# WORK TO COMPLETE
Reproduce the data below, replacing every occurrence of "CASH IN HAND" with "PETTY CASH" and leaving everything else unchanged.
:: RECORDS SHOWN
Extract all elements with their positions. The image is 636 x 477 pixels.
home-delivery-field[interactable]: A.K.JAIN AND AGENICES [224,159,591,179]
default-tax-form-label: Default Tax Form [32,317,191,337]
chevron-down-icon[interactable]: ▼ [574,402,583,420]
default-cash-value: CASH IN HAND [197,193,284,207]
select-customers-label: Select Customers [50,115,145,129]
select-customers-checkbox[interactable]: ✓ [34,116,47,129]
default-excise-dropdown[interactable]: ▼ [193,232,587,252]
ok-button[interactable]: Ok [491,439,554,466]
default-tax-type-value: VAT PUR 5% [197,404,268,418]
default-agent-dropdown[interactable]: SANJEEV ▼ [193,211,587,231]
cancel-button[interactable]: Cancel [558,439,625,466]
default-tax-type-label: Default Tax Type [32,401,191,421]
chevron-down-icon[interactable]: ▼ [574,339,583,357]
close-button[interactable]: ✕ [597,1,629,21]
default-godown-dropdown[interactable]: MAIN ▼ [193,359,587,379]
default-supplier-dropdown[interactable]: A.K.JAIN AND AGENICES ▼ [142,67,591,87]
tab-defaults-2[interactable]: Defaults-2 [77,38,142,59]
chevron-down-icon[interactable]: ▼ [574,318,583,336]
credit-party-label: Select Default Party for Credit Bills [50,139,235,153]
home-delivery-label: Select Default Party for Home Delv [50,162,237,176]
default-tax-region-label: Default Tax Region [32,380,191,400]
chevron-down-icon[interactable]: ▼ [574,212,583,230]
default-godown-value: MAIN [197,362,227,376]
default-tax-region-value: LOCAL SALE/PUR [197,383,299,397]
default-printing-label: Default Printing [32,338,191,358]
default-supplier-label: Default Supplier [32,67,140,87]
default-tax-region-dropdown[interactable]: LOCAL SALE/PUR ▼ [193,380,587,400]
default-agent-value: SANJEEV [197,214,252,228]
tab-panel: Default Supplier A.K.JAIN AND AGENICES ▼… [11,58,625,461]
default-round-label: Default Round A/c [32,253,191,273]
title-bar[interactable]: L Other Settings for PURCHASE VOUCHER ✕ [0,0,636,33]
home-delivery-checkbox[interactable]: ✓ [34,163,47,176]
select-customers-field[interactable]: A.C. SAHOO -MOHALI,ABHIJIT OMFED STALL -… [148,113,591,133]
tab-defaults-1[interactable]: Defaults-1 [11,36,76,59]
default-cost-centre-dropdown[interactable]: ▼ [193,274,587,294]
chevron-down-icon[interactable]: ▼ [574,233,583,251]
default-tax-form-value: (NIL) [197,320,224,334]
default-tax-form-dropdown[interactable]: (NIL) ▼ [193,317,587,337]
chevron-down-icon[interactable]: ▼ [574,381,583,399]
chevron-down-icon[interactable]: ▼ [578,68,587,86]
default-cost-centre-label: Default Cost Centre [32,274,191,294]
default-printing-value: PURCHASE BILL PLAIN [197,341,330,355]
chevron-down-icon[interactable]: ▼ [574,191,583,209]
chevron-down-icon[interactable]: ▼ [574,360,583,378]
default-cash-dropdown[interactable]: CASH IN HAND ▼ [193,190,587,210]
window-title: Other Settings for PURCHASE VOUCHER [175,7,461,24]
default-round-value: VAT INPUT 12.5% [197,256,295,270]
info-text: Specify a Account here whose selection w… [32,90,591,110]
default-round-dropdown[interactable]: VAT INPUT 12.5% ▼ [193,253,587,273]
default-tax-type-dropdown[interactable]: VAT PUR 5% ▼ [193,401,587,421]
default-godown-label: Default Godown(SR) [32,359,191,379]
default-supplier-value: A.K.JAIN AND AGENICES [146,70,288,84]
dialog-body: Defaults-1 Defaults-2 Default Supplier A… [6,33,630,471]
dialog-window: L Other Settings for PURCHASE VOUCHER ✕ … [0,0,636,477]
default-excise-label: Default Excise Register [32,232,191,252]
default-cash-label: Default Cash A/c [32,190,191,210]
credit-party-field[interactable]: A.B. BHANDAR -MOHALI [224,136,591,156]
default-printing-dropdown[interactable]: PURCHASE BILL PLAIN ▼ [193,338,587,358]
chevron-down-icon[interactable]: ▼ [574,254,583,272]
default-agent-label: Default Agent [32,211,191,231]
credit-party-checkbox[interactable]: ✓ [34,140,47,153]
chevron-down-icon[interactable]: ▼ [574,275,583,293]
::::
# ANSWER TO THE TASK
Extract all elements with their positions. The image is 636 x 477 pixels.
home-delivery-field[interactable]: A.K.JAIN AND AGENICES [224,159,591,179]
default-tax-form-label: Default Tax Form [32,317,191,337]
chevron-down-icon[interactable]: ▼ [574,402,583,420]
default-cash-value: PETTY CASH [197,193,284,207]
select-customers-label: Select Customers [50,115,145,129]
select-customers-checkbox[interactable]: ✓ [34,116,47,129]
default-excise-dropdown[interactable]: ▼ [193,232,587,252]
ok-button[interactable]: Ok [491,439,554,466]
default-tax-type-value: VAT PUR 5% [197,404,268,418]
default-agent-dropdown[interactable]: SANJEEV ▼ [193,211,587,231]
cancel-button[interactable]: Cancel [558,439,625,466]
default-tax-type-label: Default Tax Type [32,401,191,421]
chevron-down-icon[interactable]: ▼ [574,339,583,357]
close-button[interactable]: ✕ [597,1,629,21]
default-godown-dropdown[interactable]: MAIN ▼ [193,359,587,379]
default-supplier-dropdown[interactable]: A.K.JAIN AND AGENICES ▼ [142,67,591,87]
tab-defaults-2[interactable]: Defaults-2 [77,38,142,59]
chevron-down-icon[interactable]: ▼ [574,318,583,336]
credit-party-label: Select Default Party for Credit Bills [50,139,235,153]
home-delivery-label: Select Default Party for Home Delv [50,162,237,176]
default-tax-region-label: Default Tax Region [32,380,191,400]
chevron-down-icon[interactable]: ▼ [574,212,583,230]
default-godown-value: MAIN [197,362,227,376]
default-tax-region-value: LOCAL SALE/PUR [197,383,299,397]
default-printing-label: Default Printing [32,338,191,358]
default-supplier-label: Default Supplier [32,67,140,87]
default-tax-region-dropdown[interactable]: LOCAL SALE/PUR ▼ [193,380,587,400]
default-agent-value: SANJEEV [197,214,252,228]
tab-panel: Default Supplier A.K.JAIN AND AGENICES ▼… [11,58,625,461]
default-round-label: Default Round A/c [32,253,191,273]
title-bar[interactable]: L Other Settings for PURCHASE VOUCHER ✕ [0,0,636,33]
home-delivery-checkbox[interactable]: ✓ [34,163,47,176]
select-customers-field[interactable]: A.C. SAHOO -MOHALI,ABHIJIT OMFED STALL -… [148,113,591,133]
tab-defaults-1[interactable]: Defaults-1 [11,36,76,59]
default-cost-centre-dropdown[interactable]: ▼ [193,274,587,294]
chevron-down-icon[interactable]: ▼ [574,233,583,251]
default-tax-form-value: (NIL) [197,320,224,334]
default-tax-form-dropdown[interactable]: (NIL) ▼ [193,317,587,337]
chevron-down-icon[interactable]: ▼ [574,381,583,399]
chevron-down-icon[interactable]: ▼ [578,68,587,86]
default-cost-centre-label: Default Cost Centre [32,274,191,294]
default-printing-value: PURCHASE BILL PLAIN [197,341,330,355]
chevron-down-icon[interactable]: ▼ [574,191,583,209]
chevron-down-icon[interactable]: ▼ [574,360,583,378]
default-cash-dropdown[interactable]: PETTY CASH ▼ [193,190,587,210]
window-title: Other Settings for PURCHASE VOUCHER [175,7,461,24]
default-round-value: VAT INPUT 12.5% [197,256,295,270]
info-text: Specify a Account here whose selection w… [32,90,591,110]
default-round-dropdown[interactable]: VAT INPUT 12.5% ▼ [193,253,587,273]
default-tax-type-dropdown[interactable]: VAT PUR 5% ▼ [193,401,587,421]
default-godown-label: Default Godown(SR) [32,359,191,379]
default-supplier-value: A.K.JAIN AND AGENICES [146,70,288,84]
dialog-body: Defaults-1 Defaults-2 Default Supplier A… [6,33,630,471]
dialog-window: L Other Settings for PURCHASE VOUCHER ✕ … [0,0,636,477]
default-excise-label: Default Excise Register [32,232,191,252]
default-cash-label: Default Cash A/c [32,190,191,210]
credit-party-field[interactable]: A.B. BHANDAR -MOHALI [224,136,591,156]
default-printing-dropdown[interactable]: PURCHASE BILL PLAIN ▼ [193,338,587,358]
chevron-down-icon[interactable]: ▼ [574,254,583,272]
default-agent-label: Default Agent [32,211,191,231]
credit-party-checkbox[interactable]: ✓ [34,140,47,153]
chevron-down-icon[interactable]: ▼ [574,275,583,293]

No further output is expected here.